╭──
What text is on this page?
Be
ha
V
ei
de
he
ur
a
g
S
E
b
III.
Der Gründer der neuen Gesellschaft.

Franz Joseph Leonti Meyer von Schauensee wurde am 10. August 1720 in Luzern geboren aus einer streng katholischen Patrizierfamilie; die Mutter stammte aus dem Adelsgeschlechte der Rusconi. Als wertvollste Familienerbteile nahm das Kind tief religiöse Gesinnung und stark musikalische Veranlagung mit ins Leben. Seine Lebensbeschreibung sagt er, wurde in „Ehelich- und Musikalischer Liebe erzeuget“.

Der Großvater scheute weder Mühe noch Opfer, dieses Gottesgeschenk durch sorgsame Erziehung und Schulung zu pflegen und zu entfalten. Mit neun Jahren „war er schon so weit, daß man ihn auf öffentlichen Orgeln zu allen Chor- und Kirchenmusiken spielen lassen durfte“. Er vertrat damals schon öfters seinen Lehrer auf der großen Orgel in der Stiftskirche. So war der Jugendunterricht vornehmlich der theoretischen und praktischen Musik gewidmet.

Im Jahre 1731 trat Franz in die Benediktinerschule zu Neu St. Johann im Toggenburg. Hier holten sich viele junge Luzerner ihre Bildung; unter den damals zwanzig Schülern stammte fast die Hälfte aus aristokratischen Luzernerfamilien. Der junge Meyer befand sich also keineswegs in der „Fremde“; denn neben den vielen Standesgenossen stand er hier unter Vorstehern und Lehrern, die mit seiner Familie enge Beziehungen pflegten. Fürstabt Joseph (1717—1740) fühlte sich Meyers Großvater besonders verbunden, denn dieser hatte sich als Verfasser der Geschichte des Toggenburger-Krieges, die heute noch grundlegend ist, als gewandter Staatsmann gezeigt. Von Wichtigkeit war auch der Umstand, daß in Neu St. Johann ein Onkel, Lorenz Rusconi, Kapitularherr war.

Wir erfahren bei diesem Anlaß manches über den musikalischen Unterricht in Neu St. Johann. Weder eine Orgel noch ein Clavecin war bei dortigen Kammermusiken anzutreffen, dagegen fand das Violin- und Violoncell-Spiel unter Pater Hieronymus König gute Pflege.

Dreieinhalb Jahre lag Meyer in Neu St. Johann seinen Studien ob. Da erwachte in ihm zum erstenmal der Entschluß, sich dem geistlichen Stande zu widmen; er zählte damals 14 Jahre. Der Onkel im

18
╰──
## To be done
Each line in the entries above that includes the string "Großvater" should be extracted.

## Written solution
Der Großvater scheute weder Mühe noch Opfer, dieses Gottesgeschenk durch sorgsame Erziehung und Schulung zu pflegen und zu entfalten. Mit neun Jahren „war er schon so weit, daß man ihn auf öffentlichen Orgeln zu allen Chor- und Kirchenmusiken spielen lassen durfte“. Er vertrat damals schon öfters seinen Lehrer auf der großen Orgel in der Stiftskirche. So war der Jugendunterricht vornehmlich der theoretischen und praktischen Musik gewidmet.
Im Jahre 1731 trat Franz in die Benediktinerschule zu Neu St. Johann im Toggenburg. Hier holten sich viele junge Luzerner ihre Bildung; unter den damals zwanzig Schülern stammte fast die Hälfte aus aristokratischen Luzernerfamilien. Der junge Meyer befand sich also keineswegs in der „Fremde“; denn neben den vielen Standesgenossen stand er hier unter Vorstehern und Lehrern, die mit seiner Familie enge Beziehungen pflegten. Fürstabt Joseph (1717—1740) fühlte sich Meyers Großvater besonders verbunden, denn dieser hatte sich als Verfasser der Geschichte des Toggenburger-Krieges, die heute noch grundlegend ist, als gewandter Staatsmann gezeigt. Von Wichtigkeit war auch der Umstand, daß in Neu St. Johann ein Onkel, Lorenz Rusconi, Kapitularherr war.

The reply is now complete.